WHAT TO PRODUCE
Copy, from the entries below, each line where the word "https" can be found.

------------------------------------------------

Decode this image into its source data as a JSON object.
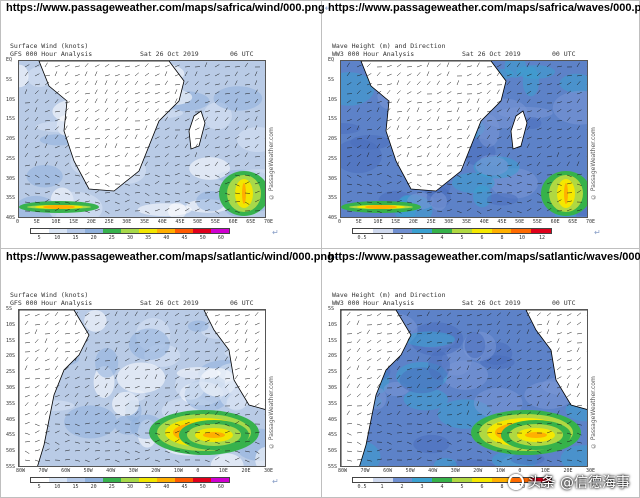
{
  "panels": [
    {
      "url": "https://www.passageweather.com/maps/safrica/wind/000.png",
      "title_line1": "Surface Wind (knots)",
      "title_line2": "GFS 000 Hour Analysis",
      "date": "Sat 26 Oct 2019",
      "utc": "06 UTC",
      "kind": "wind",
      "region": "safrica",
      "lat_labels": [
        "EQ",
        "5S",
        "10S",
        "15S",
        "20S",
        "25S",
        "30S",
        "35S",
        "40S"
      ],
      "lon_labels": [
        "0",
        "5E",
        "10E",
        "15E",
        "20E",
        "25E",
        "30E",
        "35E",
        "40E",
        "45E",
        "50E",
        "55E",
        "60E",
        "65E",
        "70E"
      ],
      "cbar_labels": [
        "5",
        "10",
        "15",
        "20",
        "25",
        "30",
        "35",
        "40",
        "45",
        "50",
        "60"
      ],
      "watermark": "© PassageWeather.com"
    },
    {
      "url": "https://www.passageweather.com/maps/safrica/waves/000.png",
      "title_line1": "Wave Height (m) and Direction",
      "title_line2": "WW3 000 Hour Analysis",
      "date": "Sat 26 Oct 2019",
      "utc": "00 UTC",
      "kind": "waves",
      "region": "safrica",
      "lat_labels": [
        "EQ",
        "5S",
        "10S",
        "15S",
        "20S",
        "25S",
        "30S",
        "35S",
        "40S"
      ],
      "lon_labels": [
        "0",
        "5E",
        "10E",
        "15E",
        "20E",
        "25E",
        "30E",
        "35E",
        "40E",
        "45E",
        "50E",
        "55E",
        "60E",
        "65E",
        "70E"
      ],
      "cbar_labels": [
        "0.5",
        "1",
        "2",
        "3",
        "4",
        "5",
        "6",
        "8",
        "10",
        "12"
      ],
      "watermark": "© PassageWeather.com"
    },
    {
      "url": "https://www.passageweather.com/maps/satlantic/wind/000.png",
      "title_line1": "Surface Wind (knots)",
      "title_line2": "GFS 000 Hour Analysis",
      "date": "Sat 26 Oct 2019",
      "utc": "06 UTC",
      "kind": "wind",
      "region": "satlantic",
      "lat_labels": [
        "5S",
        "10S",
        "15S",
        "20S",
        "25S",
        "30S",
        "35S",
        "40S",
        "45S",
        "50S",
        "55S"
      ],
      "lon_labels": [
        "80W",
        "70W",
        "60W",
        "50W",
        "40W",
        "30W",
        "20W",
        "10W",
        "0",
        "10E",
        "20E",
        "30E"
      ],
      "cbar_labels": [
        "5",
        "10",
        "15",
        "20",
        "25",
        "30",
        "35",
        "40",
        "45",
        "50",
        "60"
      ],
      "watermark": "© PassageWeather.com"
    },
    {
      "url": "https://www.passageweather.com/maps/satlantic/waves/000.png",
      "title_line1": "Wave Height (m) and Direction",
      "title_line2": "WW3 000 Hour Analysis",
      "date": "Sat 26 Oct 2019",
      "utc": "00 UTC",
      "kind": "waves",
      "region": "satlantic",
      "lat_labels": [
        "5S",
        "10S",
        "15S",
        "20S",
        "25S",
        "30S",
        "35S",
        "40S",
        "45S",
        "50S",
        "55S"
      ],
      "lon_labels": [
        "80W",
        "70W",
        "60W",
        "50W",
        "40W",
        "30W",
        "20W",
        "10W",
        "0",
        "10E",
        "20E",
        "30E"
      ],
      "cbar_labels": [
        "0.5",
        "1",
        "2",
        "3",
        "4",
        "5",
        "6",
        "8",
        "10",
        "12"
      ],
      "watermark": "© PassageWeather.com"
    }
  ],
  "colors": {
    "wind_scale": [
      "#ffffff",
      "#d8e4f4",
      "#b4c8e8",
      "#8fb0dc",
      "#37b24d",
      "#a7d94a",
      "#f2e600",
      "#ffae00",
      "#ff5a00",
      "#e0001b",
      "#d000d0"
    ],
    "wave_scale": [
      "#ffffff",
      "#cfd9ee",
      "#6f8fd0",
      "#3aa0d0",
      "#36b24a",
      "#b0d842",
      "#f5e800",
      "#ffb000",
      "#ff6a00",
      "#e0001b"
    ],
    "ocean_wind": "#b9cbe6",
    "ocean_wave": "#5d82c8",
    "land": "#ffffff"
  },
  "overlay_watermark": "头条 @信德海事"
}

------------------------------------------------

SOLUTION TO THE PROBLEM
      "url": "https://www.passageweather.com/maps/safrica/wind/000.png",
      "url": "https://www.passageweather.com/maps/safrica/waves/000.png",
      "url": "https://www.passageweather.com/maps/satlantic/wind/000.png",
      "url": "https://www.passageweather.com/maps/satlantic/waves/000.png",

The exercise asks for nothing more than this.